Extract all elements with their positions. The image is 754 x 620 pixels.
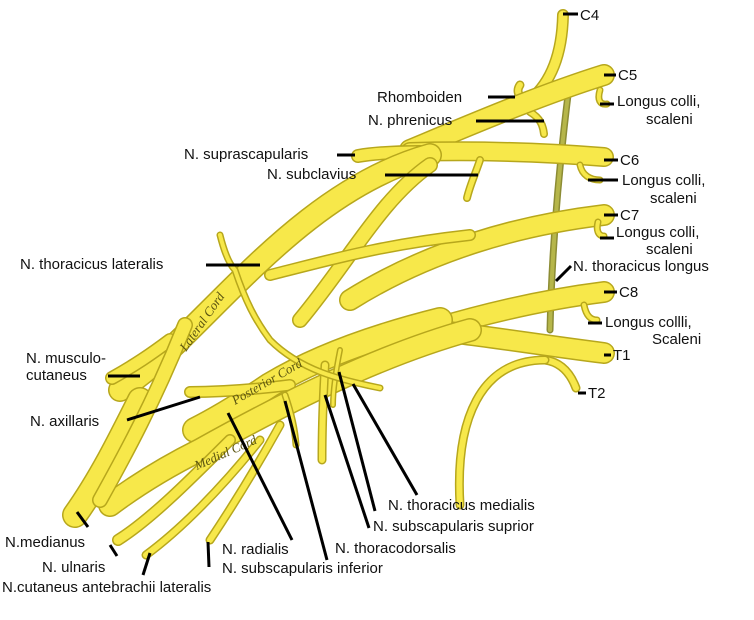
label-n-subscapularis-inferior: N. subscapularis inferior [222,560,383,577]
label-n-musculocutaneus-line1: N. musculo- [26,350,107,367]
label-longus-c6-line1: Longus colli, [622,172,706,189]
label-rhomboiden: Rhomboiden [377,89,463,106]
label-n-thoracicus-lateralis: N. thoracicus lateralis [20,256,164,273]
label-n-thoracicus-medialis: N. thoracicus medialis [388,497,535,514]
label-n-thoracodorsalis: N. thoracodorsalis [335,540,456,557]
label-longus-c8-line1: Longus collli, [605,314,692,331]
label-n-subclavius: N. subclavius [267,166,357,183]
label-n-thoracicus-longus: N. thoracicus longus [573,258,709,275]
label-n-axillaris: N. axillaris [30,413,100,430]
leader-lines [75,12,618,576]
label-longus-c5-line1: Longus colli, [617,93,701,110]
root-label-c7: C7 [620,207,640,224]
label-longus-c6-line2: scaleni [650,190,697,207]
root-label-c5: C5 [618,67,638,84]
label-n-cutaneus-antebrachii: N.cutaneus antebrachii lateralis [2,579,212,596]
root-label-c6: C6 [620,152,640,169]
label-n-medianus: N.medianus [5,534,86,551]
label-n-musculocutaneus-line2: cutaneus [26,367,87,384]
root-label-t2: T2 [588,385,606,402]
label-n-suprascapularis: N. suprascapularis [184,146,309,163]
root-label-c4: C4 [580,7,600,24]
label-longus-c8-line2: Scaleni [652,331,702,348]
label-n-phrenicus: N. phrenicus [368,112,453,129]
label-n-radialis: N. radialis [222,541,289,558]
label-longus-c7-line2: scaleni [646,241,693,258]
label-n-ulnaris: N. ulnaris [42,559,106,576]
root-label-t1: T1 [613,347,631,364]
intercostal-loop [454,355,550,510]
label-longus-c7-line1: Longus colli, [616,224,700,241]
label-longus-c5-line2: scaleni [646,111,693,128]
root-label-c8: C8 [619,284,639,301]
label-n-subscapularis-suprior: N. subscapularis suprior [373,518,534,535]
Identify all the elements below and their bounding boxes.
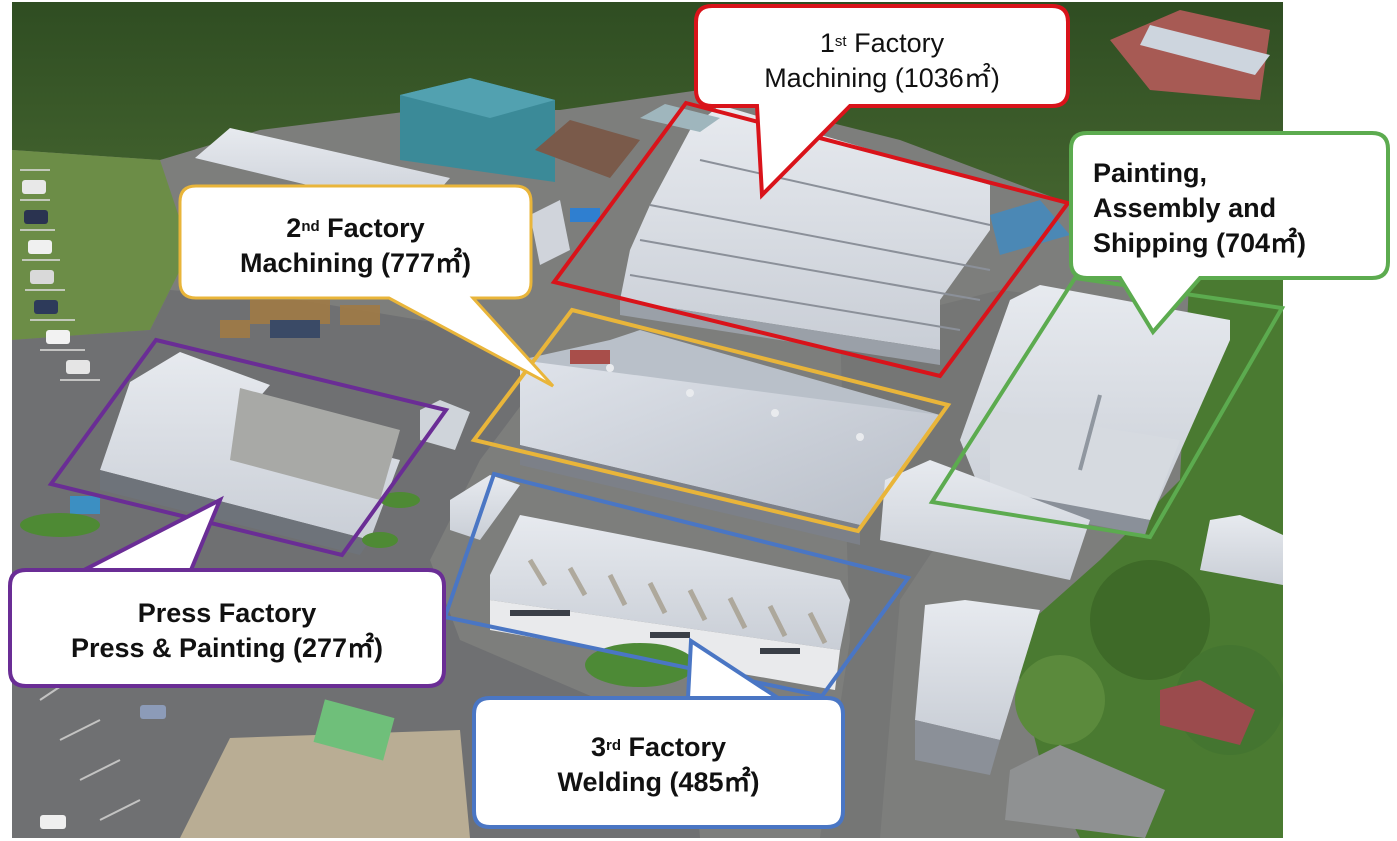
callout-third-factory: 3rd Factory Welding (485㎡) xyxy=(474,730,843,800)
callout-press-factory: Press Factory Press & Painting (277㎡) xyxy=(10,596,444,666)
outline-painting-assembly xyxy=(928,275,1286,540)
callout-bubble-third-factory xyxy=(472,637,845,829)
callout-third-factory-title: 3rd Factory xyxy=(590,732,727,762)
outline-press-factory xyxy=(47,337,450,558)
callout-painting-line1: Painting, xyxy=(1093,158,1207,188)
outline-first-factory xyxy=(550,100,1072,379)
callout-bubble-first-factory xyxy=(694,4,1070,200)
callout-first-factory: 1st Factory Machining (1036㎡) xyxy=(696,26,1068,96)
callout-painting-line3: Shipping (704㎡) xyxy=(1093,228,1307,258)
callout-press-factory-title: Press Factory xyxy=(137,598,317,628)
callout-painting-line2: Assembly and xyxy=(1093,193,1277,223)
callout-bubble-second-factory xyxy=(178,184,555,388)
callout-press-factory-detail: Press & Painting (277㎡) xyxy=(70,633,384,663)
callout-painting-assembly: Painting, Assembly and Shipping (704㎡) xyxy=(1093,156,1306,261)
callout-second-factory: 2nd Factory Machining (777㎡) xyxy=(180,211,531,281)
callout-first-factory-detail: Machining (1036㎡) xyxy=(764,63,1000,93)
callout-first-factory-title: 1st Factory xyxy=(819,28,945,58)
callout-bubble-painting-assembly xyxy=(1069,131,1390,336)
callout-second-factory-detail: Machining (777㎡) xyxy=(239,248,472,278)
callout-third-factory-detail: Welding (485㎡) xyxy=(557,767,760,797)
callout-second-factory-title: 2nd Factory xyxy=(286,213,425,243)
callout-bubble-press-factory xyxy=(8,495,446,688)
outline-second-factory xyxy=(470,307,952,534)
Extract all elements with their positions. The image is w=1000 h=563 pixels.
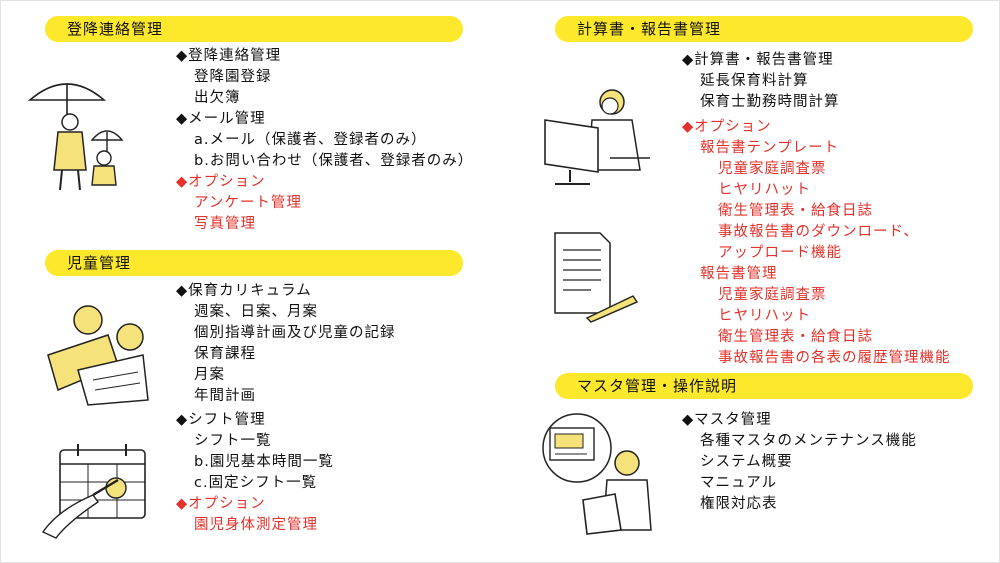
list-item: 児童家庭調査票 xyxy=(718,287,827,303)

◆ **GOAL**:
Can you repeat all the data above, changing every "Machining" to "Milling", keeping everything else unchanged, and leaving the pictures out?

◆ **FINISHED EXERCISE**:
Extract all elements with their positions. The image is 754 x 620 pixels.
label-n-subscapularis-inferior: N. subscapularis inferior [222,560,383,577]
label-n-musculocutaneus-line1: N. musculo- [26,350,107,367]
label-longus-c6-line1: Longus colli, [622,172,706,189]
label-rhomboiden: Rhomboiden [377,89,463,106]
label-n-thoracicus-lateralis: N. thoracicus lateralis [20,256,164,273]
label-n-thoracicus-medialis: N. thoracicus medialis [388,497,535,514]
label-n-thoracodorsalis: N. thoracodorsalis [335,540,456,557]
label-longus-c8-line1: Longus collli, [605,314,692,331]
label-n-subclavius: N. subclavius [267,166,357,183]
label-n-thoracicus-longus: N. thoracicus longus [573,258,709,275]
label-n-axillaris: N. axillaris [30,413,100,430]
leader-lines [75,12,618,576]
label-longus-c5-line1: Longus colli, [617,93,701,110]
root-label-c7: C7 [620,207,640,224]
label-longus-c6-line2: scaleni [650,190,697,207]
root-label-c5: C5 [618,67,638,84]
label-n-cutaneus-antebrachii: N.cutaneus antebrachii lateralis [2,579,212,596]
root-label-c6: C6 [620,152,640,169]
label-n-medianus: N.medianus [5,534,86,551]
label-n-musculocutaneus-line2: cutaneus [26,367,87,384]
root-label-t2: T2 [588,385,606,402]
label-n-suprascapularis: N. suprascapularis [184,146,309,163]
root-label-c4: C4 [580,7,600,24]
label-longus-c8-line2: Scaleni [652,331,702,348]
label-n-phrenicus: N. phrenicus [368,112,453,129]
label-n-radialis: N. radialis [222,541,289,558]
label-longus-c7-line2: scaleni [646,241,693,258]
label-n-ulnaris: N. ulnaris [42,559,106,576]
root-label-t1: T1 [613,347,631,364]
intercostal-loop [454,355,550,510]
label-longus-c7-line1: Longus colli, [616,224,700,241]
label-longus-c5-line2: scaleni [646,111,693,128]
root-label-c8: C8 [619,284,639,301]
label-n-subscapularis-suprior: N. subscapularis suprior [373,518,534,535]
Identify all the elements below and their bounding boxes.
callout-third-factory: 3rd Factory Welding (485㎡) xyxy=(474,730,843,800)
callout-press-factory: Press Factory Press & Painting (277㎡) xyxy=(10,596,444,666)
outline-painting-assembly xyxy=(928,275,1286,540)
callout-bubble-third-factory xyxy=(472,637,845,829)
callout-third-factory-title: 3rd Factory xyxy=(590,732,727,762)
outline-press-factory xyxy=(47,337,450,558)
callout-painting-line1: Painting, xyxy=(1093,158,1207,188)
outline-first-factory xyxy=(550,100,1072,379)
callout-bubble-first-factory xyxy=(694,4,1070,200)
callout-first-factory: 1st Factory Milling (1036㎡) xyxy=(696,26,1068,96)
callout-painting-line3: Shipping (704㎡) xyxy=(1093,228,1307,258)
callout-press-factory-title: Press Factory xyxy=(137,598,317,628)
callout-painting-line2: Assembly and xyxy=(1093,193,1277,223)
callout-bubble-second-factory xyxy=(178,184,555,388)
callout-press-factory-detail: Press & Painting (277㎡) xyxy=(70,633,384,663)
callout-painting-assembly: Painting, Assembly and Shipping (704㎡) xyxy=(1093,156,1306,261)
callout-second-factory: 2nd Factory Milling (777㎡) xyxy=(180,211,531,281)
callout-first-factory-detail: Milling (1036㎡) xyxy=(764,63,1000,93)
callout-first-factory-title: 1st Factory xyxy=(819,28,945,58)
callout-bubble-painting-assembly xyxy=(1069,131,1390,336)
callout-second-factory-detail: Milling (777㎡) xyxy=(239,248,472,278)
callout-third-factory-detail: Welding (485㎡) xyxy=(557,767,760,797)
callout-second-factory-title: 2nd Factory xyxy=(286,213,425,243)
callout-bubble-press-factory xyxy=(8,495,446,688)
outline-second-factory xyxy=(470,307,952,534)
Extract all elements with their positions. The image is w=1000 h=563 pixels.
list-item: 児童家庭調査票 xyxy=(718,287,827,303)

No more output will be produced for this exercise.